**What is asked:** Omit the images. Copy each entry word for word.

begin Record excerpts

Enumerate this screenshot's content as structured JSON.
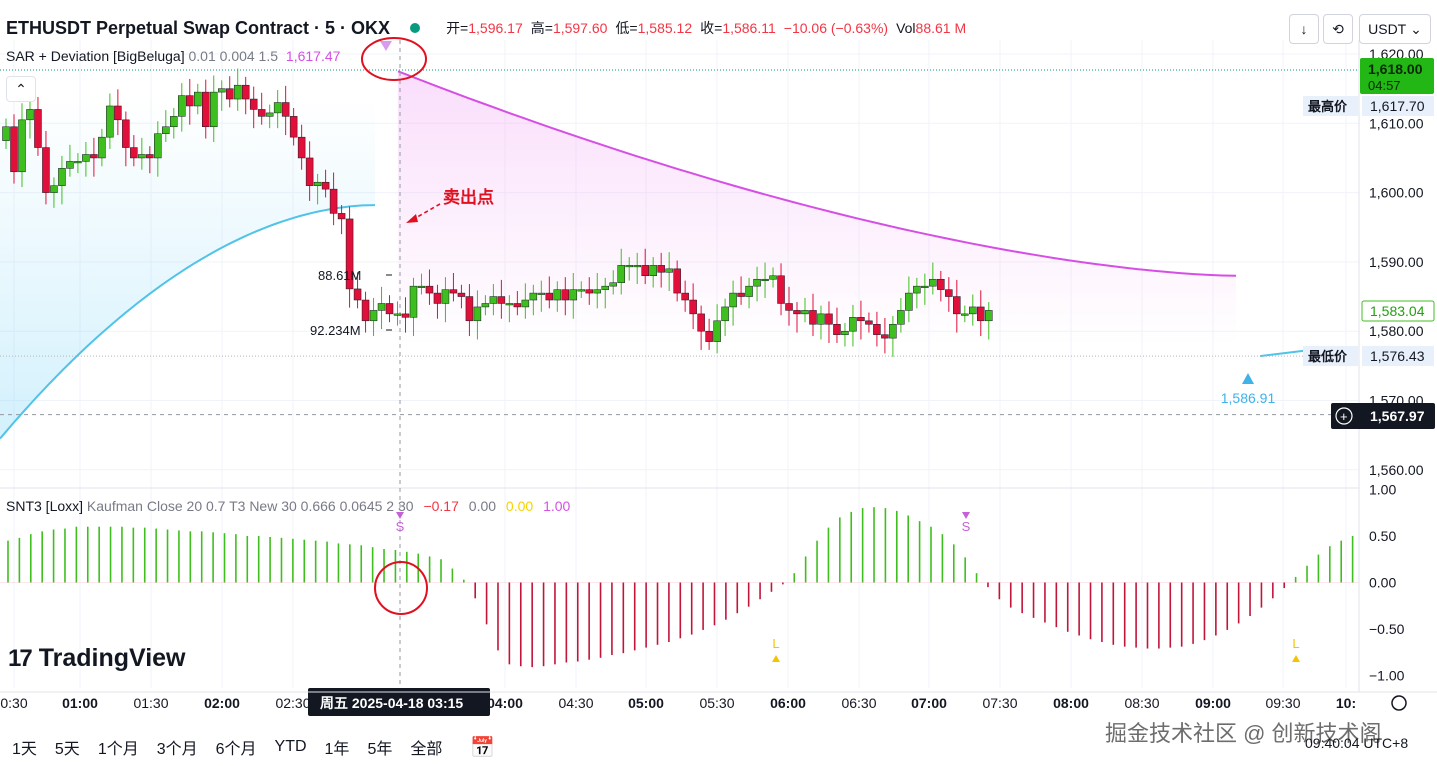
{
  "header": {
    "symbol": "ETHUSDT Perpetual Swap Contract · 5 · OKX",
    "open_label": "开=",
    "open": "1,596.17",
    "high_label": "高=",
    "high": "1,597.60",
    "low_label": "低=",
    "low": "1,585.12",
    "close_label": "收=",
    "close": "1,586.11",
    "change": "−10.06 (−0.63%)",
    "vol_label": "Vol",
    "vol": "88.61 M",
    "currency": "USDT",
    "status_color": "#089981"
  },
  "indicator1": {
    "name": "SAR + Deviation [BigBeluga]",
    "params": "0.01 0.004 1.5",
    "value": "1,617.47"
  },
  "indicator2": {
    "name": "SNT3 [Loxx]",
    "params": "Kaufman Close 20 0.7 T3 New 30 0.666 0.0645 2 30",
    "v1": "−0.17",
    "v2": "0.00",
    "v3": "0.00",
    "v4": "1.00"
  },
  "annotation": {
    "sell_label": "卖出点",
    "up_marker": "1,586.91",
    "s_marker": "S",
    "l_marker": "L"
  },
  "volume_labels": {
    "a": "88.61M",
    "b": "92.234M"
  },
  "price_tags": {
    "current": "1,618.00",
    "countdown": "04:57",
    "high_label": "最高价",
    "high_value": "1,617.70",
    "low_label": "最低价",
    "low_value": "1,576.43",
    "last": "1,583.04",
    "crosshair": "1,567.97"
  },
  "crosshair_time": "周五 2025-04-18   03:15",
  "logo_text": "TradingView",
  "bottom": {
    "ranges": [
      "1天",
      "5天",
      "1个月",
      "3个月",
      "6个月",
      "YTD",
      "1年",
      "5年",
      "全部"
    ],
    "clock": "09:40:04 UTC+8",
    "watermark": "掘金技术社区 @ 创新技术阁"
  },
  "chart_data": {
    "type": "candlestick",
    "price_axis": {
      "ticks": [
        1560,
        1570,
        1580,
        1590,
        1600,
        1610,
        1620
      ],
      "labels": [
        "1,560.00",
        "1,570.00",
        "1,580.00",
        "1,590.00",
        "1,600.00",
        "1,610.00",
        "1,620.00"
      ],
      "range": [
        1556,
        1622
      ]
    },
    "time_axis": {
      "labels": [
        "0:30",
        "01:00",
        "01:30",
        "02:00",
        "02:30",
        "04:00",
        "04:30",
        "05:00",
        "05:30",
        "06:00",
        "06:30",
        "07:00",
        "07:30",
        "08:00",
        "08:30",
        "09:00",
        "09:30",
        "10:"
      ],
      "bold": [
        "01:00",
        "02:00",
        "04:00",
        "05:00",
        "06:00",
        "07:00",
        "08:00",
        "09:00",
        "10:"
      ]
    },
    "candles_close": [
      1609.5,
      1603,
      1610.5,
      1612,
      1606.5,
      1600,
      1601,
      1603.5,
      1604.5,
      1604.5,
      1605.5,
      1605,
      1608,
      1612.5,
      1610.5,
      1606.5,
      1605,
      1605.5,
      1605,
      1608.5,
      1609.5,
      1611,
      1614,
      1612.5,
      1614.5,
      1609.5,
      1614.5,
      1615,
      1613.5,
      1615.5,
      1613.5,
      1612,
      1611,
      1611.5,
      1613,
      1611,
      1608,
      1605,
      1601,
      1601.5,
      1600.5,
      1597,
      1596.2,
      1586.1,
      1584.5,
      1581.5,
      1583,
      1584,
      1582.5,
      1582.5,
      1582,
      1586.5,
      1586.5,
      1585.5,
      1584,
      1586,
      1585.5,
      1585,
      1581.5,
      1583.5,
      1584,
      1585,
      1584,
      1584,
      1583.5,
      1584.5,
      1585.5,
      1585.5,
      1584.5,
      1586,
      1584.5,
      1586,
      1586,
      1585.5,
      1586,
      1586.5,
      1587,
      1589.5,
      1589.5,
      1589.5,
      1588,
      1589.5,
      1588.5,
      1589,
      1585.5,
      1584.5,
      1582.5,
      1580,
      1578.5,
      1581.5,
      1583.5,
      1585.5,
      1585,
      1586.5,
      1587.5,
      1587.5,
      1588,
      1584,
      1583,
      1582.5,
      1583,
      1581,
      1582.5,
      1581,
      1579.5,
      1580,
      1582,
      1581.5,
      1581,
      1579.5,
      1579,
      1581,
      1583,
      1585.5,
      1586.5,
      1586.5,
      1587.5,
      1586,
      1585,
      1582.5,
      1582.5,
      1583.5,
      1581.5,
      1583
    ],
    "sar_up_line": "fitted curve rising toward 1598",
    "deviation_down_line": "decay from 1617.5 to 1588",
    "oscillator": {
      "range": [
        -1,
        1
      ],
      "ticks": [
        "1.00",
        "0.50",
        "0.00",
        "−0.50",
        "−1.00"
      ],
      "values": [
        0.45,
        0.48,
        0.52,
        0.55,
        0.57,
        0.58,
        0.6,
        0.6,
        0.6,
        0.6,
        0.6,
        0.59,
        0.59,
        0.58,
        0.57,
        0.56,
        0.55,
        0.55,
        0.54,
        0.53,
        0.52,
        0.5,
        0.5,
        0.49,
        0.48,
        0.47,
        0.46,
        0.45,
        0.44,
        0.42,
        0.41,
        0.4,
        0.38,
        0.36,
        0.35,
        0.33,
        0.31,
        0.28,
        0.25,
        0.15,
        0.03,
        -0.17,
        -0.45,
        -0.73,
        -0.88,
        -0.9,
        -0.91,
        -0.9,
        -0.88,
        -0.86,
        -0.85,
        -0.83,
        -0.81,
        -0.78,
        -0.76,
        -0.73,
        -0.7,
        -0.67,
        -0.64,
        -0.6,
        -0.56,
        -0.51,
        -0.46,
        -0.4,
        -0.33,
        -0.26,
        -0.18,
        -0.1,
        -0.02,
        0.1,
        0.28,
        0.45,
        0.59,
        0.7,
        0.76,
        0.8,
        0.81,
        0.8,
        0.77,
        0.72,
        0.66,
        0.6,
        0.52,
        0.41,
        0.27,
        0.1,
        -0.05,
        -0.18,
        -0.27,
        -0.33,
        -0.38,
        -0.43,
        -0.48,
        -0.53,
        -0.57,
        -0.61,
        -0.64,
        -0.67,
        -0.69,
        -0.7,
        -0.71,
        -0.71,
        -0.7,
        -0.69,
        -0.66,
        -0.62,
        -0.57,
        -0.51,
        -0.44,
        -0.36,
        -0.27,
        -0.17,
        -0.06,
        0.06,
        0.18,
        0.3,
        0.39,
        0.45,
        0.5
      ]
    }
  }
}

end Record excerpts

**Complete answer:**
Enumerate this screenshot's content as structured JSON.
{
  "header": {
    "symbol": "ETHUSDT Perpetual Swap Contract · 5 · OKX",
    "open_label": "开=",
    "open": "1,596.17",
    "high_label": "高=",
    "high": "1,597.60",
    "low_label": "低=",
    "low": "1,585.12",
    "close_label": "收=",
    "close": "1,586.11",
    "change": "−10.06 (−0.63%)",
    "vol_label": "Vol",
    "vol": "88.61 M",
    "currency": "USDT",
    "status_color": "#089981"
  },
  "indicator1": {
    "name": "SAR + Deviation [BigBeluga]",
    "params": "0.01 0.004 1.5",
    "value": "1,617.47"
  },
  "indicator2": {
    "name": "SNT3 [Loxx]",
    "params": "Kaufman Close 20 0.7 T3 New 30 0.666 0.0645 2 30",
    "v1": "−0.17",
    "v2": "0.00",
    "v3": "0.00",
    "v4": "1.00"
  },
  "annotation": {
    "sell_label": "卖出点",
    "up_marker": "1,586.91",
    "s_marker": "S",
    "l_marker": "L"
  },
  "volume_labels": {
    "a": "88.61M",
    "b": "92.234M"
  },
  "price_tags": {
    "current": "1,618.00",
    "countdown": "04:57",
    "high_label": "最高价",
    "high_value": "1,617.70",
    "low_label": "最低价",
    "low_value": "1,576.43",
    "last": "1,583.04",
    "crosshair": "1,567.97"
  },
  "crosshair_time": "周五 2025-04-18   03:15",
  "logo_text": "TradingView",
  "bottom": {
    "ranges": [
      "1天",
      "5天",
      "1个月",
      "3个月",
      "6个月",
      "YTD",
      "1年",
      "5年",
      "全部"
    ],
    "clock": "09:40:04 UTC+8",
    "watermark": "掘金技术社区 @ 创新技术阁"
  },
  "chart_data": {
    "type": "candlestick",
    "price_axis": {
      "ticks": [
        1560,
        1570,
        1580,
        1590,
        1600,
        1610,
        1620
      ],
      "labels": [
        "1,560.00",
        "1,570.00",
        "1,580.00",
        "1,590.00",
        "1,600.00",
        "1,610.00",
        "1,620.00"
      ],
      "range": [
        1556,
        1622
      ]
    },
    "time_axis": {
      "labels": [
        "0:30",
        "01:00",
        "01:30",
        "02:00",
        "02:30",
        "04:00",
        "04:30",
        "05:00",
        "05:30",
        "06:00",
        "06:30",
        "07:00",
        "07:30",
        "08:00",
        "08:30",
        "09:00",
        "09:30",
        "10:"
      ],
      "bold": [
        "01:00",
        "02:00",
        "04:00",
        "05:00",
        "06:00",
        "07:00",
        "08:00",
        "09:00",
        "10:"
      ]
    },
    "candles_close": [
      1609.5,
      1603,
      1610.5,
      1612,
      1606.5,
      1600,
      1601,
      1603.5,
      1604.5,
      1604.5,
      1605.5,
      1605,
      1608,
      1612.5,
      1610.5,
      1606.5,
      1605,
      1605.5,
      1605,
      1608.5,
      1609.5,
      1611,
      1614,
      1612.5,
      1614.5,
      1609.5,
      1614.5,
      1615,
      1613.5,
      1615.5,
      1613.5,
      1612,
      1611,
      1611.5,
      1613,
      1611,
      1608,
      1605,
      1601,
      1601.5,
      1600.5,
      1597,
      1596.2,
      1586.1,
      1584.5,
      1581.5,
      1583,
      1584,
      1582.5,
      1582.5,
      1582,
      1586.5,
      1586.5,
      1585.5,
      1584,
      1586,
      1585.5,
      1585,
      1581.5,
      1583.5,
      1584,
      1585,
      1584,
      1584,
      1583.5,
      1584.5,
      1585.5,
      1585.5,
      1584.5,
      1586,
      1584.5,
      1586,
      1586,
      1585.5,
      1586,
      1586.5,
      1587,
      1589.5,
      1589.5,
      1589.5,
      1588,
      1589.5,
      1588.5,
      1589,
      1585.5,
      1584.5,
      1582.5,
      1580,
      1578.5,
      1581.5,
      1583.5,
      1585.5,
      1585,
      1586.5,
      1587.5,
      1587.5,
      1588,
      1584,
      1583,
      1582.5,
      1583,
      1581,
      1582.5,
      1581,
      1579.5,
      1580,
      1582,
      1581.5,
      1581,
      1579.5,
      1579,
      1581,
      1583,
      1585.5,
      1586.5,
      1586.5,
      1587.5,
      1586,
      1585,
      1582.5,
      1582.5,
      1583.5,
      1581.5,
      1583
    ],
    "sar_up_line": "fitted curve rising toward 1598",
    "deviation_down_line": "decay from 1617.5 to 1588",
    "oscillator": {
      "range": [
        -1,
        1
      ],
      "ticks": [
        "1.00",
        "0.50",
        "0.00",
        "−0.50",
        "−1.00"
      ],
      "values": [
        0.45,
        0.48,
        0.52,
        0.55,
        0.57,
        0.58,
        0.6,
        0.6,
        0.6,
        0.6,
        0.6,
        0.59,
        0.59,
        0.58,
        0.57,
        0.56,
        0.55,
        0.55,
        0.54,
        0.53,
        0.52,
        0.5,
        0.5,
        0.49,
        0.48,
        0.47,
        0.46,
        0.45,
        0.44,
        0.42,
        0.41,
        0.4,
        0.38,
        0.36,
        0.35,
        0.33,
        0.31,
        0.28,
        0.25,
        0.15,
        0.03,
        -0.17,
        -0.45,
        -0.73,
        -0.88,
        -0.9,
        -0.91,
        -0.9,
        -0.88,
        -0.86,
        -0.85,
        -0.83,
        -0.81,
        -0.78,
        -0.76,
        -0.73,
        -0.7,
        -0.67,
        -0.64,
        -0.6,
        -0.56,
        -0.51,
        -0.46,
        -0.4,
        -0.33,
        -0.26,
        -0.18,
        -0.1,
        -0.02,
        0.1,
        0.28,
        0.45,
        0.59,
        0.7,
        0.76,
        0.8,
        0.81,
        0.8,
        0.77,
        0.72,
        0.66,
        0.6,
        0.52,
        0.41,
        0.27,
        0.1,
        -0.05,
        -0.18,
        -0.27,
        -0.33,
        -0.38,
        -0.43,
        -0.48,
        -0.53,
        -0.57,
        -0.61,
        -0.64,
        -0.67,
        -0.69,
        -0.7,
        -0.71,
        -0.71,
        -0.7,
        -0.69,
        -0.66,
        -0.62,
        -0.57,
        -0.51,
        -0.44,
        -0.36,
        -0.27,
        -0.17,
        -0.06,
        0.06,
        0.18,
        0.3,
        0.39,
        0.45,
        0.5
      ]
    }
  }
}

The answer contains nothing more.